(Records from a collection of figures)
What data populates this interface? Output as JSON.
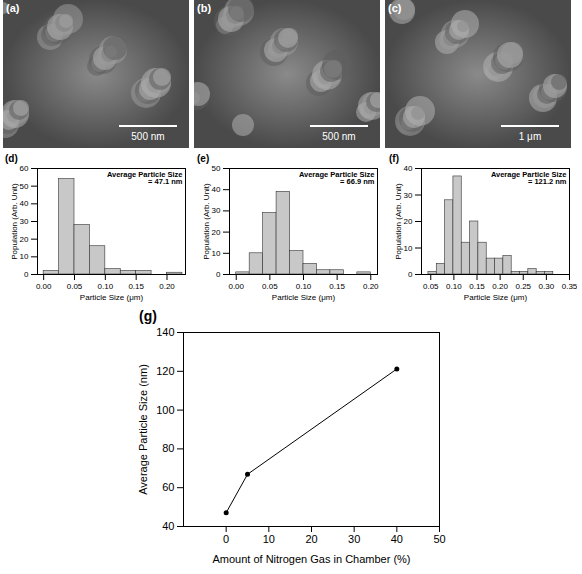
{
  "images": [
    {
      "panel_label": "(a)",
      "scale_bar": "500 nm"
    },
    {
      "panel_label": "(b)",
      "scale_bar": "500 nm"
    },
    {
      "panel_label": "(c)",
      "scale_bar": "1 μm"
    }
  ],
  "chart_data": [
    {
      "type": "histogram",
      "panel_label": "(d)",
      "annotation": [
        "Average Particle Size",
        "= 47.1 nm"
      ],
      "x_label": "Particle Size (μm)",
      "y_label": "Population (Arb. Unit)",
      "bins": [
        0,
        0.025,
        0.05,
        0.075,
        0.1,
        0.125,
        0.15,
        0.175,
        0.2,
        0.225
      ],
      "counts": [
        2,
        54,
        28,
        16,
        3,
        2,
        2,
        0,
        1
      ],
      "xlim": [
        -0.01,
        0.23
      ],
      "xticks": [
        {
          "value": 0,
          "label": "0.00"
        },
        {
          "value": 0.05,
          "label": "0.05"
        },
        {
          "value": 0.1,
          "label": "0.10"
        },
        {
          "value": 0.15,
          "label": "0.15"
        },
        {
          "value": 0.2,
          "label": "0.20"
        }
      ],
      "ylim": [
        0,
        60
      ],
      "yticks": [
        0,
        10,
        20,
        30,
        40,
        50,
        60
      ],
      "color": "#c8c8c8"
    },
    {
      "type": "histogram",
      "panel_label": "(e)",
      "annotation": [
        "Average Particle Size",
        "= 66.9 nm"
      ],
      "x_label": "Particle Size (μm)",
      "y_label": "Population (Arb. Unit)",
      "bins": [
        0,
        0.02,
        0.04,
        0.06,
        0.08,
        0.1,
        0.12,
        0.14,
        0.16,
        0.18,
        0.2
      ],
      "counts": [
        1,
        10,
        29,
        39,
        11,
        5,
        2,
        2,
        0,
        1
      ],
      "xlim": [
        -0.01,
        0.21
      ],
      "xticks": [
        {
          "value": 0,
          "label": "0.00"
        },
        {
          "value": 0.05,
          "label": "0.05"
        },
        {
          "value": 0.1,
          "label": "0.10"
        },
        {
          "value": 0.15,
          "label": "0.15"
        },
        {
          "value": 0.2,
          "label": "0.20"
        }
      ],
      "ylim": [
        0,
        50
      ],
      "yticks": [
        0,
        10,
        20,
        30,
        40,
        50
      ],
      "color": "#c8c8c8"
    },
    {
      "type": "histogram",
      "panel_label": "(f)",
      "annotation": [
        "Average Particle Size",
        "= 121.2 nm"
      ],
      "x_label": "Particle Size (μm)",
      "y_label": "Population (Arb. Unit)",
      "bins": [
        0.045,
        0.063,
        0.081,
        0.099,
        0.117,
        0.135,
        0.153,
        0.171,
        0.189,
        0.207,
        0.225,
        0.243,
        0.261,
        0.279,
        0.297,
        0.315
      ],
      "counts": [
        1,
        4,
        28,
        37,
        12,
        20,
        12,
        6,
        6,
        7,
        1,
        1,
        2,
        1,
        1
      ],
      "xlim": [
        0.03,
        0.35
      ],
      "xticks": [
        {
          "value": 0.05,
          "label": "0.05"
        },
        {
          "value": 0.1,
          "label": "0.10"
        },
        {
          "value": 0.15,
          "label": "0.15"
        },
        {
          "value": 0.2,
          "label": "0.20"
        },
        {
          "value": 0.25,
          "label": "0.25"
        },
        {
          "value": 0.3,
          "label": "0.30"
        },
        {
          "value": 0.35,
          "label": "0.35"
        }
      ],
      "ylim": [
        0,
        40
      ],
      "yticks": [
        0,
        10,
        20,
        30,
        40
      ],
      "color": "#c8c8c8"
    },
    {
      "type": "line",
      "panel_label": "(g)",
      "x_label": "Amount of Nitrogen Gas in Chamber (%)",
      "y_label": "Average Particle Size (nm)",
      "x": [
        0,
        5,
        40
      ],
      "values": [
        47.1,
        66.9,
        121.2
      ],
      "xlim": [
        -10,
        50
      ],
      "xticks": [
        0,
        10,
        20,
        30,
        40,
        50
      ],
      "ylim": [
        40,
        140
      ],
      "yticks": [
        40,
        60,
        80,
        100,
        120,
        140
      ],
      "color": "#000000",
      "marker": "circle"
    }
  ]
}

▶ _What you will do_: Repeat the material above in full and unchanged, minus its images.

▶ _Completed exercise_:
What data populates this interface? Output as JSON.
{
  "images": [
    {
      "panel_label": "(a)",
      "scale_bar": "500 nm"
    },
    {
      "panel_label": "(b)",
      "scale_bar": "500 nm"
    },
    {
      "panel_label": "(c)",
      "scale_bar": "1 μm"
    }
  ],
  "chart_data": [
    {
      "type": "histogram",
      "panel_label": "(d)",
      "annotation": [
        "Average Particle Size",
        "= 47.1 nm"
      ],
      "x_label": "Particle Size (μm)",
      "y_label": "Population (Arb. Unit)",
      "bins": [
        0,
        0.025,
        0.05,
        0.075,
        0.1,
        0.125,
        0.15,
        0.175,
        0.2,
        0.225
      ],
      "counts": [
        2,
        54,
        28,
        16,
        3,
        2,
        2,
        0,
        1
      ],
      "xlim": [
        -0.01,
        0.23
      ],
      "xticks": [
        {
          "value": 0,
          "label": "0.00"
        },
        {
          "value": 0.05,
          "label": "0.05"
        },
        {
          "value": 0.1,
          "label": "0.10"
        },
        {
          "value": 0.15,
          "label": "0.15"
        },
        {
          "value": 0.2,
          "label": "0.20"
        }
      ],
      "ylim": [
        0,
        60
      ],
      "yticks": [
        0,
        10,
        20,
        30,
        40,
        50,
        60
      ],
      "color": "#c8c8c8"
    },
    {
      "type": "histogram",
      "panel_label": "(e)",
      "annotation": [
        "Average Particle Size",
        "= 66.9 nm"
      ],
      "x_label": "Particle Size (μm)",
      "y_label": "Population (Arb. Unit)",
      "bins": [
        0,
        0.02,
        0.04,
        0.06,
        0.08,
        0.1,
        0.12,
        0.14,
        0.16,
        0.18,
        0.2
      ],
      "counts": [
        1,
        10,
        29,
        39,
        11,
        5,
        2,
        2,
        0,
        1
      ],
      "xlim": [
        -0.01,
        0.21
      ],
      "xticks": [
        {
          "value": 0,
          "label": "0.00"
        },
        {
          "value": 0.05,
          "label": "0.05"
        },
        {
          "value": 0.1,
          "label": "0.10"
        },
        {
          "value": 0.15,
          "label": "0.15"
        },
        {
          "value": 0.2,
          "label": "0.20"
        }
      ],
      "ylim": [
        0,
        50
      ],
      "yticks": [
        0,
        10,
        20,
        30,
        40,
        50
      ],
      "color": "#c8c8c8"
    },
    {
      "type": "histogram",
      "panel_label": "(f)",
      "annotation": [
        "Average Particle Size",
        "= 121.2 nm"
      ],
      "x_label": "Particle Size (μm)",
      "y_label": "Population (Arb. Unit)",
      "bins": [
        0.045,
        0.063,
        0.081,
        0.099,
        0.117,
        0.135,
        0.153,
        0.171,
        0.189,
        0.207,
        0.225,
        0.243,
        0.261,
        0.279,
        0.297,
        0.315
      ],
      "counts": [
        1,
        4,
        28,
        37,
        12,
        20,
        12,
        6,
        6,
        7,
        1,
        1,
        2,
        1,
        1
      ],
      "xlim": [
        0.03,
        0.35
      ],
      "xticks": [
        {
          "value": 0.05,
          "label": "0.05"
        },
        {
          "value": 0.1,
          "label": "0.10"
        },
        {
          "value": 0.15,
          "label": "0.15"
        },
        {
          "value": 0.2,
          "label": "0.20"
        },
        {
          "value": 0.25,
          "label": "0.25"
        },
        {
          "value": 0.3,
          "label": "0.30"
        },
        {
          "value": 0.35,
          "label": "0.35"
        }
      ],
      "ylim": [
        0,
        40
      ],
      "yticks": [
        0,
        10,
        20,
        30,
        40
      ],
      "color": "#c8c8c8"
    },
    {
      "type": "line",
      "panel_label": "(g)",
      "x_label": "Amount of Nitrogen Gas in Chamber (%)",
      "y_label": "Average Particle Size (nm)",
      "x": [
        0,
        5,
        40
      ],
      "values": [
        47.1,
        66.9,
        121.2
      ],
      "xlim": [
        -10,
        50
      ],
      "xticks": [
        0,
        10,
        20,
        30,
        40,
        50
      ],
      "ylim": [
        40,
        140
      ],
      "yticks": [
        40,
        60,
        80,
        100,
        120,
        140
      ],
      "color": "#000000",
      "marker": "circle"
    }
  ]
}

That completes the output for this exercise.